:: Questions to answer ::
(1) Transcribe the passage on Scottish independence word for word, starting with "The risk is" and going on through "leader, Nicola Sturgeon.".
(2) Answer these questions from the passage on Scottish independence:
(a) Since what year has the SNP been in power?
(b) What is the Scottish voting age?
(c) Who is named as the Scottish leader?
(3) Write the next part of the passage on Scottish independence, picking up after its final sentence.

:: Page extract ::

Another SNP landslide—the party has been in power since 2007—would escalate the standoff with London and, should Edinburgh ramp up demands, investors could take fright and the pound take a hit. There’s division within Johnson’s party over whether his government should simply continue to ignore Scotland’s calls for another shot at independence or seek to buy time and offer enough money or more powers in the hope that the issue will fade away.
The risk is that it festers instead. And the longer the dispute drags on, the greater the chance it’s resolved by demographics. Support for independence is highest among young people and the Scottish voting age is 16.
Scots in any case have never warmed to the Eton-educated Johnson, whose bumbling upper-class bearing palls beside the down-to-Earth matter-of-factness of the Scottish leader, Nicola Sturgeon.

:: Given information ::
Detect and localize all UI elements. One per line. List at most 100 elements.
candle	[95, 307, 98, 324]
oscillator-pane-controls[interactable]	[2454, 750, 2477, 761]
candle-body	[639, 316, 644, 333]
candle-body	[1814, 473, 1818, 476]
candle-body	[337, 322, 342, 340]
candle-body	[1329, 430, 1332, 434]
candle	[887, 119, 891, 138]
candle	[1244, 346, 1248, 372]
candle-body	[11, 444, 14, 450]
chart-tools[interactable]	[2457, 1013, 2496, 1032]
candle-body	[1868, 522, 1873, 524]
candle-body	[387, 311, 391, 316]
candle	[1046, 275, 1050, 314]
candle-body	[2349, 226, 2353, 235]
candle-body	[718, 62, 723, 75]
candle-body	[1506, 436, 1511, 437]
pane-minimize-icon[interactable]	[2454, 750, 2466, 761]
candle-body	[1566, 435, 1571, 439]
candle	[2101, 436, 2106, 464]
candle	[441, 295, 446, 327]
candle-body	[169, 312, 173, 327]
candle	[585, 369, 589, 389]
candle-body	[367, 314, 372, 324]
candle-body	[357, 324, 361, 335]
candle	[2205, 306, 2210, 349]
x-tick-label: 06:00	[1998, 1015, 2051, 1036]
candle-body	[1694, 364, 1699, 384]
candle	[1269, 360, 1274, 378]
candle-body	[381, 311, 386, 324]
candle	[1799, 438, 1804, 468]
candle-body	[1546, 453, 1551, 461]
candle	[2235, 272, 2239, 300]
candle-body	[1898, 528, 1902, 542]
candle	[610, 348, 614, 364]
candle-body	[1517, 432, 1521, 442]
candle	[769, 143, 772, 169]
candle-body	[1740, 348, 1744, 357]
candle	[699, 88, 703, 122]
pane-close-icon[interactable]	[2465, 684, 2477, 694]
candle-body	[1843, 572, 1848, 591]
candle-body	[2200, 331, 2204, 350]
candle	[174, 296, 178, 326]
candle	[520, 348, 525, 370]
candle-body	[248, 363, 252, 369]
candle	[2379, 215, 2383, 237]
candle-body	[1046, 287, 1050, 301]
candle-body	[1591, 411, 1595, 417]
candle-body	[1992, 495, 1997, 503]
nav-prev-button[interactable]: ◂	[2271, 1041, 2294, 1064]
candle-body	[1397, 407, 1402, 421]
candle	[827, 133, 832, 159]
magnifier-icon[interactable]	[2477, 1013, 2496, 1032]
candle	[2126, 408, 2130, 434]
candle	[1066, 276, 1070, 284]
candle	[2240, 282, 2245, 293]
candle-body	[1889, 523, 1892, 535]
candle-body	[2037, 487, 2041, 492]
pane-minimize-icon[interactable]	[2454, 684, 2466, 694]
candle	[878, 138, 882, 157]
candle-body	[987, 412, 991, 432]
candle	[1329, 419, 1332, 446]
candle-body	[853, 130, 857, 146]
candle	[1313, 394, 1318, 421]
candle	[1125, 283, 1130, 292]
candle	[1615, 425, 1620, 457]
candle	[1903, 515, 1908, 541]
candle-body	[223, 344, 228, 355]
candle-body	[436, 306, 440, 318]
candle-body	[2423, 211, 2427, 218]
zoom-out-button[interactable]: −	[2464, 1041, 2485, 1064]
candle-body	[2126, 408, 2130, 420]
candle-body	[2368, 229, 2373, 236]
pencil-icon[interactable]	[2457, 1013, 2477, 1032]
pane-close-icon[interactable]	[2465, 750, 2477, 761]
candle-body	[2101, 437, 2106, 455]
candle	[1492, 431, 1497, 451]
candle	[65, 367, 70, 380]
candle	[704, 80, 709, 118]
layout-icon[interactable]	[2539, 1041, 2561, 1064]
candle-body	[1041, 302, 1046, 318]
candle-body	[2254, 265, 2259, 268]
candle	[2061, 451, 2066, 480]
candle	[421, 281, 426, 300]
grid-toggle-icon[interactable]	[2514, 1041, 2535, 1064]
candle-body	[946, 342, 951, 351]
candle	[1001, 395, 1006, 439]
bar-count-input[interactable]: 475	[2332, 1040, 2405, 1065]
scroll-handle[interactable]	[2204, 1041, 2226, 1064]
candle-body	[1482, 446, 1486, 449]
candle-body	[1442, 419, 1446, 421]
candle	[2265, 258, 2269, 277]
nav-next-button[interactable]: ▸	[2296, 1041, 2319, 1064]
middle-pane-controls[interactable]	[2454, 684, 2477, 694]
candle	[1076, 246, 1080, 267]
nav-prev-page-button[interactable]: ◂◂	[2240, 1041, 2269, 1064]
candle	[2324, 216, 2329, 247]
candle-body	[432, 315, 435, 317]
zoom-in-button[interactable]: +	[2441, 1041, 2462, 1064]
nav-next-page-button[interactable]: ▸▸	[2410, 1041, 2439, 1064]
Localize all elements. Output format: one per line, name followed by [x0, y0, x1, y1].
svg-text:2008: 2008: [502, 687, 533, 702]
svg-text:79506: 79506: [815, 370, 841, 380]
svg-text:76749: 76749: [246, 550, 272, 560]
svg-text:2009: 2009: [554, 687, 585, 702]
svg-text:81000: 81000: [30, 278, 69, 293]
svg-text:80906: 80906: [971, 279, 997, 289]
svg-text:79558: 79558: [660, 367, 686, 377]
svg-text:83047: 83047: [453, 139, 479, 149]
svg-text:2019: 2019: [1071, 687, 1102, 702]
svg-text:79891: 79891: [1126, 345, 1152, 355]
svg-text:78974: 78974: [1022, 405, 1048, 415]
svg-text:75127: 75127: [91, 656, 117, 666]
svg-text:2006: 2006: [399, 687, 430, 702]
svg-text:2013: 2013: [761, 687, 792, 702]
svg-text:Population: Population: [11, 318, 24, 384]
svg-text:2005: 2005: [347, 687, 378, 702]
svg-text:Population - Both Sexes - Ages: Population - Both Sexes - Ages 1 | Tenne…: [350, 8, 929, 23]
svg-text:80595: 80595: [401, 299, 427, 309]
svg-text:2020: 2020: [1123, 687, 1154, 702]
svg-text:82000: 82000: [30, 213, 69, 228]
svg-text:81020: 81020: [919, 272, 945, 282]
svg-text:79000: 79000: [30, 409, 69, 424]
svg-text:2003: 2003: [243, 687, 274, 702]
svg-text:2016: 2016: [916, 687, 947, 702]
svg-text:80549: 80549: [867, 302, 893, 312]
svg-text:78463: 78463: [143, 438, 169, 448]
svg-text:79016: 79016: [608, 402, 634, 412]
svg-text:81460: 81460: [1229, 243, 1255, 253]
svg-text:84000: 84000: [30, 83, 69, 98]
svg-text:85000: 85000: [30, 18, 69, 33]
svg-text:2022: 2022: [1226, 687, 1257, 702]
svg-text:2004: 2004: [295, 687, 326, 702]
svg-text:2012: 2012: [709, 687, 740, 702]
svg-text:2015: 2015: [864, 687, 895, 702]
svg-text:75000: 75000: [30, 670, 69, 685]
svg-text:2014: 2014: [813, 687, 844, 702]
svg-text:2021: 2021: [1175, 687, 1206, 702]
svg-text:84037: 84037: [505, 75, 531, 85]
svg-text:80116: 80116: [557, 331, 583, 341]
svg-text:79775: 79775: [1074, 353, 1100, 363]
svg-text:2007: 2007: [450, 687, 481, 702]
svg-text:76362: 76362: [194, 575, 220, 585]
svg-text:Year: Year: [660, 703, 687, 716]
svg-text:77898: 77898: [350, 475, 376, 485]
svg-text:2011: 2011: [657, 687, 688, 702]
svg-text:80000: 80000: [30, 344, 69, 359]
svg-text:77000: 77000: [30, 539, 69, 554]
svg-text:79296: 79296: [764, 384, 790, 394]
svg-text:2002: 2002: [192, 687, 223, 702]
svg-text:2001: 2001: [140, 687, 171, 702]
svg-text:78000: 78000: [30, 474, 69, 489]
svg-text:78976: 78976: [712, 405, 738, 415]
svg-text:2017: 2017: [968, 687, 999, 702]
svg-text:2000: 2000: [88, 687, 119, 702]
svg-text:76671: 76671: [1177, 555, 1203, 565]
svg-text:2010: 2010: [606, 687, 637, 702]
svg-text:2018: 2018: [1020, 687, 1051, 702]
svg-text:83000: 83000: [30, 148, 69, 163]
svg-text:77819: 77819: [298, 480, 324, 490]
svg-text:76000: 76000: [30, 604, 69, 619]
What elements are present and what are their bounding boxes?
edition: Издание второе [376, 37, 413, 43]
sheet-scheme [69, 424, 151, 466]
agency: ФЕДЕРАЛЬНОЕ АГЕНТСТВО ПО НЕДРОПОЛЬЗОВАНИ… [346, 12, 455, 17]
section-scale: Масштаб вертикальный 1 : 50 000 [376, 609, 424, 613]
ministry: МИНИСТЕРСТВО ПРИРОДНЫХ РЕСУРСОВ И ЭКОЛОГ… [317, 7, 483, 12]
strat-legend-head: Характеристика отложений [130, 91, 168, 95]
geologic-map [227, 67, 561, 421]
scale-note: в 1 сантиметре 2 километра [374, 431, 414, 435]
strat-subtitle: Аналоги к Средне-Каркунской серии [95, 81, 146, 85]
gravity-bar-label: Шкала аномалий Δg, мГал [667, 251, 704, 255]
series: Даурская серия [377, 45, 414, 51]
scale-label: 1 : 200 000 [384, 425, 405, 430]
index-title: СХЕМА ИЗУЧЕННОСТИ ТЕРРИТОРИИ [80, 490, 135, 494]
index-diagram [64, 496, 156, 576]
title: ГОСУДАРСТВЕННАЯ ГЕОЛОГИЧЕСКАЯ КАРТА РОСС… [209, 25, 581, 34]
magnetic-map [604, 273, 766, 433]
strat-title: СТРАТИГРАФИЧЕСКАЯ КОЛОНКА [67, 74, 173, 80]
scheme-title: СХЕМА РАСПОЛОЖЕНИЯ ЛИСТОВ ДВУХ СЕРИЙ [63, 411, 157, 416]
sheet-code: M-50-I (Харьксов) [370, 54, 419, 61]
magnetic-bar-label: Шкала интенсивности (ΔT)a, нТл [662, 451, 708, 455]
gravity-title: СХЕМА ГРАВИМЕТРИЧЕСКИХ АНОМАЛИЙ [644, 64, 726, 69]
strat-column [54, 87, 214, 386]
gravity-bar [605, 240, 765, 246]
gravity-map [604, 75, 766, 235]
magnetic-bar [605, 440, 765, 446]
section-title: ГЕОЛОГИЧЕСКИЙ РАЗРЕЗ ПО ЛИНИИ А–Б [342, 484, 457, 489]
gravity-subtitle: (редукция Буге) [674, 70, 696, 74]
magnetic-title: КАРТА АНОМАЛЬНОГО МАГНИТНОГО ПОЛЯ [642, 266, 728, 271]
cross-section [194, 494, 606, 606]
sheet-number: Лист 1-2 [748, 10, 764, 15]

:: Answers below ::
(1)
The risk is that it festers instead. And the longer the dispute drags on, the greater the chance it’s resolved by demographics. Support for independence is highest among young people and the Scottish voting age is 16.
Scots in any case have never warmed to the Eton-educated Johnson, whose bumbling upper-class bearing palls beside the down-to-Earth matter-of-factness of the Scottish leader, Nicola Sturgeon.

(2)
(a) 2007
(b) 16
(c) Nicola Sturgeon

(3)
The crux of Sturgeon’s argument for another independence vote is typically direct: Brexit has changed the game. Not one district of Scotland voted to quit the EU in 2016, but it had to leave along with the rest of the U.K. anyway. The years of wrangling leading up to Brexit on Jan. 31, 2020, only hardened divisions, with the devolved administrations all claiming they were sidelined.
Some of that anti-Brexit sentiment has been converted into support for the independence cause. According to a strategy document prepared for the Conservatives and seen by Bloomberg in October, the concern is that there aren’t enough pro-Brexit voters who could counteract them.
Emily Gray, who runs pollster Ipsos MORI in Scotland, says Brexit was critical to the gradual rise in support witnessed for independence. The result is “significant doubts in Scotland about the future of the union,” she said. “Over half of Scots expect that the U.K. won’t exist in its current form in five years’ time.”
Johnson would seem to have a strong argument for the union in the shape of the U.K.’s successful vaccine rollout to date. Yet Sturgeon, not Johnson, is the face of the pandemic fight in Scotland, and the first minister says Johnson’s handling of Covid-19, recording the highest death toll in Europe, has highlighted the need for full autonomy.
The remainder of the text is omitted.